* Instructions to follow
Copy out each line that includes the word "download".

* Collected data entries
* Begin *
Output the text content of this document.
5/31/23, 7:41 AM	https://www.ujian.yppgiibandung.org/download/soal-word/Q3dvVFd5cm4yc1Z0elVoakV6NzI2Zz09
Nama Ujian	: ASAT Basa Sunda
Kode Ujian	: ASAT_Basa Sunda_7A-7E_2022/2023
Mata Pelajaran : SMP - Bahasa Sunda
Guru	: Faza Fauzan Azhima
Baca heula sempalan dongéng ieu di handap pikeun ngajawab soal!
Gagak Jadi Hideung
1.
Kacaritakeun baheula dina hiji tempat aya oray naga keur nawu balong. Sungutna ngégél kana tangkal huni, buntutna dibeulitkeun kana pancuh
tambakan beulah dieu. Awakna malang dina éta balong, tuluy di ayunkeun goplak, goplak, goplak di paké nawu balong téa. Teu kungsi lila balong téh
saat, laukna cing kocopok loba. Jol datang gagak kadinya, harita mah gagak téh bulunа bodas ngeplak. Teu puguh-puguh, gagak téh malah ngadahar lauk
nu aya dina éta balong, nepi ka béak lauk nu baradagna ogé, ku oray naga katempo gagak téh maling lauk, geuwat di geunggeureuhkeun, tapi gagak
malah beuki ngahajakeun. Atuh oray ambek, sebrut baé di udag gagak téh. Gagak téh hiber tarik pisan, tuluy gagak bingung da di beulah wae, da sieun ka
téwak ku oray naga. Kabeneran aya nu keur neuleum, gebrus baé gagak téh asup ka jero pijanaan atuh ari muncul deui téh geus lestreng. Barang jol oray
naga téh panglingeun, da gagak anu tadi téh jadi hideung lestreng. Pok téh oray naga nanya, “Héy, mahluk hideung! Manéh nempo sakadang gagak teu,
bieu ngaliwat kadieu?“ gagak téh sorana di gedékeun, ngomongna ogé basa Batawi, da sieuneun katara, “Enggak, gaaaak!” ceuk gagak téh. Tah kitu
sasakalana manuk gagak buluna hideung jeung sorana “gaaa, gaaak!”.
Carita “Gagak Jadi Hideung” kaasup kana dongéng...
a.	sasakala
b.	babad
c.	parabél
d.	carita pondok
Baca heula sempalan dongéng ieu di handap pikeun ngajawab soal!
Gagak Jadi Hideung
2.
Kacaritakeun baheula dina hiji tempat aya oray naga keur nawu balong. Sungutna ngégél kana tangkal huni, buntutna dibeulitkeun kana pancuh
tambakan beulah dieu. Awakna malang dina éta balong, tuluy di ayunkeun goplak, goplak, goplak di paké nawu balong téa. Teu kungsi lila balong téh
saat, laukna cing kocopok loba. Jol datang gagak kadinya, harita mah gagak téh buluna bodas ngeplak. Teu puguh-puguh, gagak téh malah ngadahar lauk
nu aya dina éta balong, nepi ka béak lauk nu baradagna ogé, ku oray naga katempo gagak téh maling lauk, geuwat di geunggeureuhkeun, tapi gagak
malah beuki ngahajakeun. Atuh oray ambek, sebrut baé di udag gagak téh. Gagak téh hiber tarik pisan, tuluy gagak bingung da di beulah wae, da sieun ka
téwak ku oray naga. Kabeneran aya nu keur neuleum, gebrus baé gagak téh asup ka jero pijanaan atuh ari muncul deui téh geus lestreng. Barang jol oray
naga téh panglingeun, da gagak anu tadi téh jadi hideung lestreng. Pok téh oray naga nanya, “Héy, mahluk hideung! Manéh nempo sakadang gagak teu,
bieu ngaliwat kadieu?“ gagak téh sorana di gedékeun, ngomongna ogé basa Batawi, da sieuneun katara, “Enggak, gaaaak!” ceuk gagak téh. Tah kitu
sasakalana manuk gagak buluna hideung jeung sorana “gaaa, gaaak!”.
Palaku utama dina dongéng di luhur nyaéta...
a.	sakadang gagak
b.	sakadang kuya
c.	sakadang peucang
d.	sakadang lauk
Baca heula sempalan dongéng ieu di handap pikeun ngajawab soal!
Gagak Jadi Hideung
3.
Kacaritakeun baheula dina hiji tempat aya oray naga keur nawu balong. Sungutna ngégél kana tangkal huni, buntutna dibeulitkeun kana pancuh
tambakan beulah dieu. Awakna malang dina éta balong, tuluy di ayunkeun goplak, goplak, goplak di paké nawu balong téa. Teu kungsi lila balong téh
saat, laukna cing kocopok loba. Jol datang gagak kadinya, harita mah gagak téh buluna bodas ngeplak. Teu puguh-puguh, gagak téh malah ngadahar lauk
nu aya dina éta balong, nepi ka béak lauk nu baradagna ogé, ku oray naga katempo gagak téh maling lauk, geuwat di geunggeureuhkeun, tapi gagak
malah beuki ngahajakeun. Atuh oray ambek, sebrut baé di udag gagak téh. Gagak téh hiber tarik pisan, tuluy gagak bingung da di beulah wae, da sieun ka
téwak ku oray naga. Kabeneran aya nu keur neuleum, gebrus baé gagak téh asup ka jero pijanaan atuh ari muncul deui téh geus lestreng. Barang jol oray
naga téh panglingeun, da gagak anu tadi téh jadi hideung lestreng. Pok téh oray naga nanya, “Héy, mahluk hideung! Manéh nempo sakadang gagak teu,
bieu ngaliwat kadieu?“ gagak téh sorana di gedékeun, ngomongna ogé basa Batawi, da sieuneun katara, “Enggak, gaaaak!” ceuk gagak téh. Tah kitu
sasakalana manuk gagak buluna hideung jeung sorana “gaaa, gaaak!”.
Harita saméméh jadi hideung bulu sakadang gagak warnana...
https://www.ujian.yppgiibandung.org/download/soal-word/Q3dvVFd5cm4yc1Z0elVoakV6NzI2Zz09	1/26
* End *
* Completed task
5/31/23, 7:41 AM	https://www.ujian.yppgiibandung.org/download/soal-word/Q3dvVFd5cm4yc1Z0elVoakV6NzI2Zz09
https://www.ujian.yppgiibandung.org/download/soal-word/Q3dvVFd5cm4yc1Z0elVoakV6NzI2Zz09	1/26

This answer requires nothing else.